Records from a data collection
--------------------
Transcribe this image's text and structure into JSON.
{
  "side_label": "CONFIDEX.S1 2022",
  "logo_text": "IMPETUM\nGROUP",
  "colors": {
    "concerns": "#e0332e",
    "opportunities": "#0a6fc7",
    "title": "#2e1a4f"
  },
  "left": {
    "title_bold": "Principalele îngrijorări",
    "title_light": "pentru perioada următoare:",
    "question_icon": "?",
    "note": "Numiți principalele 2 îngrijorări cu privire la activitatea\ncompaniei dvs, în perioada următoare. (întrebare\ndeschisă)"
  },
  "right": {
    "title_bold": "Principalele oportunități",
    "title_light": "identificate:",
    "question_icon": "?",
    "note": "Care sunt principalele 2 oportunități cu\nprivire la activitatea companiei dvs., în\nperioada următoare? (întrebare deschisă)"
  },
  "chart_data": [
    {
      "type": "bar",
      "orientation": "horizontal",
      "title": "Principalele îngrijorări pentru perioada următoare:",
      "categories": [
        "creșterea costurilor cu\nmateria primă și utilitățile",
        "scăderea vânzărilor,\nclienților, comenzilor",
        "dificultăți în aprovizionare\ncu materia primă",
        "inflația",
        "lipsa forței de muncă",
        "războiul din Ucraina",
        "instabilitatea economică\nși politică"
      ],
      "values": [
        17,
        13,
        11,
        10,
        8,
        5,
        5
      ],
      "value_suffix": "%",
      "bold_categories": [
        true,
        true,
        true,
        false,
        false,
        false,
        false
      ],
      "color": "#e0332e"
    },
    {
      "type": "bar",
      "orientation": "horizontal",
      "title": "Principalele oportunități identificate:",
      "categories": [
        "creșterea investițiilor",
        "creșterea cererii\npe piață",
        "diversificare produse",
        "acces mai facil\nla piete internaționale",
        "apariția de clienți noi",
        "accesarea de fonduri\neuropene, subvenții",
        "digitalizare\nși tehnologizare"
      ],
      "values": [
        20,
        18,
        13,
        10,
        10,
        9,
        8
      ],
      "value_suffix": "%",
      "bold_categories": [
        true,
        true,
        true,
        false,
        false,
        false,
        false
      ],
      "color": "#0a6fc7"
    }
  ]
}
--------------------
> [Stated problem]: Reproduce the listing above word for word.

> [Response for this exercise]:
Transcribe this image's text and structure into JSON.
{
  "side_label": "CONFIDEX.S1 2022",
  "logo_text": "IMPETUM\nGROUP",
  "colors": {
    "concerns": "#e0332e",
    "opportunities": "#0a6fc7",
    "title": "#2e1a4f"
  },
  "left": {
    "title_bold": "Principalele îngrijorări",
    "title_light": "pentru perioada următoare:",
    "question_icon": "?",
    "note": "Numiți principalele 2 îngrijorări cu privire la activitatea\ncompaniei dvs, în perioada următoare. (întrebare\ndeschisă)"
  },
  "right": {
    "title_bold": "Principalele oportunități",
    "title_light": "identificate:",
    "question_icon": "?",
    "note": "Care sunt principalele 2 oportunități cu\nprivire la activitatea companiei dvs., în\nperioada următoare? (întrebare deschisă)"
  },
  "chart_data": [
    {
      "type": "bar",
      "orientation": "horizontal",
      "title": "Principalele îngrijorări pentru perioada următoare:",
      "categories": [
        "creșterea costurilor cu\nmateria primă și utilitățile",
        "scăderea vânzărilor,\nclienților, comenzilor",
        "dificultăți în aprovizionare\ncu materia primă",
        "inflația",
        "lipsa forței de muncă",
        "războiul din Ucraina",
        "instabilitatea economică\nși politică"
      ],
      "values": [
        17,
        13,
        11,
        10,
        8,
        5,
        5
      ],
      "value_suffix": "%",
      "bold_categories": [
        true,
        true,
        true,
        false,
        false,
        false,
        false
      ],
      "color": "#e0332e"
    },
    {
      "type": "bar",
      "orientation": "horizontal",
      "title": "Principalele oportunități identificate:",
      "categories": [
        "creșterea investițiilor",
        "creșterea cererii\npe piață",
        "diversificare produse",
        "acces mai facil\nla piete internaționale",
        "apariția de clienți noi",
        "accesarea de fonduri\neuropene, subvenții",
        "digitalizare\nși tehnologizare"
      ],
      "values": [
        20,
        18,
        13,
        10,
        10,
        9,
        8
      ],
      "value_suffix": "%",
      "bold_categories": [
        true,
        true,
        true,
        false,
        false,
        false,
        false
      ],
      "color": "#0a6fc7"
    }
  ]
}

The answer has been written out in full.